Figure collection entries
════════
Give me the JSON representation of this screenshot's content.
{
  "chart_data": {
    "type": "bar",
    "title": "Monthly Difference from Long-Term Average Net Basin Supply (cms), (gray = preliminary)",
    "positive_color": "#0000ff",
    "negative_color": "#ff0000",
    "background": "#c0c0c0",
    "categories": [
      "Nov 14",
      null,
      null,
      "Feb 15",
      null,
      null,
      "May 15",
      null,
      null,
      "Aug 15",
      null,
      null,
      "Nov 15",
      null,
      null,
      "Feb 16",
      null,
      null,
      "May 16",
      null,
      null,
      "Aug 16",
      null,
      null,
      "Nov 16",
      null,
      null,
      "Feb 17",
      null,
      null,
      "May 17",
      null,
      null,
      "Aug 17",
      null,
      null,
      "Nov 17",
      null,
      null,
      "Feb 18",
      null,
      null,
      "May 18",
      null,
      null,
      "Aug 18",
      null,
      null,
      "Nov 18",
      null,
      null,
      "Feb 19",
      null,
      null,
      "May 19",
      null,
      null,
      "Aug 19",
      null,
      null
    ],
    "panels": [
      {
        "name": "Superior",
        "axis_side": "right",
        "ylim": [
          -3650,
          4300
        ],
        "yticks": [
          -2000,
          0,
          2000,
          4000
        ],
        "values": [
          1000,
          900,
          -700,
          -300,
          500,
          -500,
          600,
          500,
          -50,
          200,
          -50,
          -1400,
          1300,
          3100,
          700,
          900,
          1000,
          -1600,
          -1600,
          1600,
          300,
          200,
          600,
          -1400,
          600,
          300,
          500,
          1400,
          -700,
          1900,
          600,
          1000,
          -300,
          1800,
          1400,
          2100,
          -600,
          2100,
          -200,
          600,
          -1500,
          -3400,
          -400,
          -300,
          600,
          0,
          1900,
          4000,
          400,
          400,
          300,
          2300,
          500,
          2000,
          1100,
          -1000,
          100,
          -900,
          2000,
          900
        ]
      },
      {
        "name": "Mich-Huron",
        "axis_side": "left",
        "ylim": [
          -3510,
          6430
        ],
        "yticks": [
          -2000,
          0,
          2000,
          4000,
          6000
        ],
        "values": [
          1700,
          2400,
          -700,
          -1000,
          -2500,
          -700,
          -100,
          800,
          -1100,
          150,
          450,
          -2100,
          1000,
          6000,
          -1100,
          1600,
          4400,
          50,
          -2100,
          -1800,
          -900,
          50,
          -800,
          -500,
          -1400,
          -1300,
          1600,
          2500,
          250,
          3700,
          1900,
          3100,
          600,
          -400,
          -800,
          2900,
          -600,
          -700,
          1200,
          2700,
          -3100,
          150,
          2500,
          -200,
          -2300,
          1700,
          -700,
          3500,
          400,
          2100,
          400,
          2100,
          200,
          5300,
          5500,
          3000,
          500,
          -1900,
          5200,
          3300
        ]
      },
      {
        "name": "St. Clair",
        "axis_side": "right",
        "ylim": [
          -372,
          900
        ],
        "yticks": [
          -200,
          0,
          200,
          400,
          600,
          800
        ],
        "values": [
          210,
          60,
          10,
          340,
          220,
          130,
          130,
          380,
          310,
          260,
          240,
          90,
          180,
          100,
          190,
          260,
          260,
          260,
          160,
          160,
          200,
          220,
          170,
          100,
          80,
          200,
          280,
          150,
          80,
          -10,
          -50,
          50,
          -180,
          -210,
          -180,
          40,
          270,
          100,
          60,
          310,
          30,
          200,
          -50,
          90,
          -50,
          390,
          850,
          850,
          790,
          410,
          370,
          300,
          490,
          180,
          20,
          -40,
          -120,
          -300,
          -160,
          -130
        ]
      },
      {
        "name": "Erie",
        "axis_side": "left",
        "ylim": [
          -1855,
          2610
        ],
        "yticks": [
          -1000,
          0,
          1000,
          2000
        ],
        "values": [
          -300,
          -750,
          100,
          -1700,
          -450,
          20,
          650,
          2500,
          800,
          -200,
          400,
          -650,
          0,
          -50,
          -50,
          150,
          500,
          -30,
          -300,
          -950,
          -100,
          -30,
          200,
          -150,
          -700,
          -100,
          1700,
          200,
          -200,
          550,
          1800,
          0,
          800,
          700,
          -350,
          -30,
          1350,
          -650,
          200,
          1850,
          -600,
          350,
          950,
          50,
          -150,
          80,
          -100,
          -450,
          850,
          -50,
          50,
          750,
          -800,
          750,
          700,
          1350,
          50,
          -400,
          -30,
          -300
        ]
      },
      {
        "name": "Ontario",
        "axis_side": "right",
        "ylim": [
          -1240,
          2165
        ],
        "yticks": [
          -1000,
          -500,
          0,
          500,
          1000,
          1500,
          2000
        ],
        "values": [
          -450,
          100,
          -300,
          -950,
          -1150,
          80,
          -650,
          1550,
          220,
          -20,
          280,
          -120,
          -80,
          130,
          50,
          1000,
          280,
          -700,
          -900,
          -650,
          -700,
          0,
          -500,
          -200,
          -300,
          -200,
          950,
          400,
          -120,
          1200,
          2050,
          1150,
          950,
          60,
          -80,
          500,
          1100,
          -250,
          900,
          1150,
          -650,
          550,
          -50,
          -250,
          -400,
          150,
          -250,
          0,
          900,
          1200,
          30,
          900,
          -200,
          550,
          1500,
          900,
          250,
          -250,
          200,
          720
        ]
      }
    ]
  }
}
════════
• What you are asked to do:
All entries must be repeated verbatim.

• Result of the task:
Give me the JSON representation of this screenshot's content.
{
  "chart_data": {
    "type": "bar",
    "title": "Monthly Difference from Long-Term Average Net Basin Supply (cms), (gray = preliminary)",
    "positive_color": "#0000ff",
    "negative_color": "#ff0000",
    "background": "#c0c0c0",
    "categories": [
      "Nov 14",
      null,
      null,
      "Feb 15",
      null,
      null,
      "May 15",
      null,
      null,
      "Aug 15",
      null,
      null,
      "Nov 15",
      null,
      null,
      "Feb 16",
      null,
      null,
      "May 16",
      null,
      null,
      "Aug 16",
      null,
      null,
      "Nov 16",
      null,
      null,
      "Feb 17",
      null,
      null,
      "May 17",
      null,
      null,
      "Aug 17",
      null,
      null,
      "Nov 17",
      null,
      null,
      "Feb 18",
      null,
      null,
      "May 18",
      null,
      null,
      "Aug 18",
      null,
      null,
      "Nov 18",
      null,
      null,
      "Feb 19",
      null,
      null,
      "May 19",
      null,
      null,
      "Aug 19",
      null,
      null
    ],
    "panels": [
      {
        "name": "Superior",
        "axis_side": "right",
        "ylim": [
          -3650,
          4300
        ],
        "yticks": [
          -2000,
          0,
          2000,
          4000
        ],
        "values": [
          1000,
          900,
          -700,
          -300,
          500,
          -500,
          600,
          500,
          -50,
          200,
          -50,
          -1400,
          1300,
          3100,
          700,
          900,
          1000,
          -1600,
          -1600,
          1600,
          300,
          200,
          600,
          -1400,
          600,
          300,
          500,
          1400,
          -700,
          1900,
          600,
          1000,
          -300,
          1800,
          1400,
          2100,
          -600,
          2100,
          -200,
          600,
          -1500,
          -3400,
          -400,
          -300,
          600,
          0,
          1900,
          4000,
          400,
          400,
          300,
          2300,
          500,
          2000,
          1100,
          -1000,
          100,
          -900,
          2000,
          900
        ]
      },
      {
        "name": "Mich-Huron",
        "axis_side": "left",
        "ylim": [
          -3510,
          6430
        ],
        "yticks": [
          -2000,
          0,
          2000,
          4000,
          6000
        ],
        "values": [
          1700,
          2400,
          -700,
          -1000,
          -2500,
          -700,
          -100,
          800,
          -1100,
          150,
          450,
          -2100,
          1000,
          6000,
          -1100,
          1600,
          4400,
          50,
          -2100,
          -1800,
          -900,
          50,
          -800,
          -500,
          -1400,
          -1300,
          1600,
          2500,
          250,
          3700,
          1900,
          3100,
          600,
          -400,
          -800,
          2900,
          -600,
          -700,
          1200,
          2700,
          -3100,
          150,
          2500,
          -200,
          -2300,
          1700,
          -700,
          3500,
          400,
          2100,
          400,
          2100,
          200,
          5300,
          5500,
          3000,
          500,
          -1900,
          5200,
          3300
        ]
      },
      {
        "name": "St. Clair",
        "axis_side": "right",
        "ylim": [
          -372,
          900
        ],
        "yticks": [
          -200,
          0,
          200,
          400,
          600,
          800
        ],
        "values": [
          210,
          60,
          10,
          340,
          220,
          130,
          130,
          380,
          310,
          260,
          240,
          90,
          180,
          100,
          190,
          260,
          260,
          260,
          160,
          160,
          200,
          220,
          170,
          100,
          80,
          200,
          280,
          150,
          80,
          -10,
          -50,
          50,
          -180,
          -210,
          -180,
          40,
          270,
          100,
          60,
          310,
          30,
          200,
          -50,
          90,
          -50,
          390,
          850,
          850,
          790,
          410,
          370,
          300,
          490,
          180,
          20,
          -40,
          -120,
          -300,
          -160,
          -130
        ]
      },
      {
        "name": "Erie",
        "axis_side": "left",
        "ylim": [
          -1855,
          2610
        ],
        "yticks": [
          -1000,
          0,
          1000,
          2000
        ],
        "values": [
          -300,
          -750,
          100,
          -1700,
          -450,
          20,
          650,
          2500,
          800,
          -200,
          400,
          -650,
          0,
          -50,
          -50,
          150,
          500,
          -30,
          -300,
          -950,
          -100,
          -30,
          200,
          -150,
          -700,
          -100,
          1700,
          200,
          -200,
          550,
          1800,
          0,
          800,
          700,
          -350,
          -30,
          1350,
          -650,
          200,
          1850,
          -600,
          350,
          950,
          50,
          -150,
          80,
          -100,
          -450,
          850,
          -50,
          50,
          750,
          -800,
          750,
          700,
          1350,
          50,
          -400,
          -30,
          -300
        ]
      },
      {
        "name": "Ontario",
        "axis_side": "right",
        "ylim": [
          -1240,
          2165
        ],
        "yticks": [
          -1000,
          -500,
          0,
          500,
          1000,
          1500,
          2000
        ],
        "values": [
          -450,
          100,
          -300,
          -950,
          -1150,
          80,
          -650,
          1550,
          220,
          -20,
          280,
          -120,
          -80,
          130,
          50,
          1000,
          280,
          -700,
          -900,
          -650,
          -700,
          0,
          -500,
          -200,
          -300,
          -200,
          950,
          400,
          -120,
          1200,
          2050,
          1150,
          950,
          60,
          -80,
          500,
          1100,
          -250,
          900,
          1150,
          -650,
          550,
          -50,
          -250,
          -400,
          150,
          -250,
          0,
          900,
          1200,
          30,
          900,
          -200,
          550,
          1500,
          900,
          250,
          -250,
          200,
          720
        ]
      }
    ]
  }
}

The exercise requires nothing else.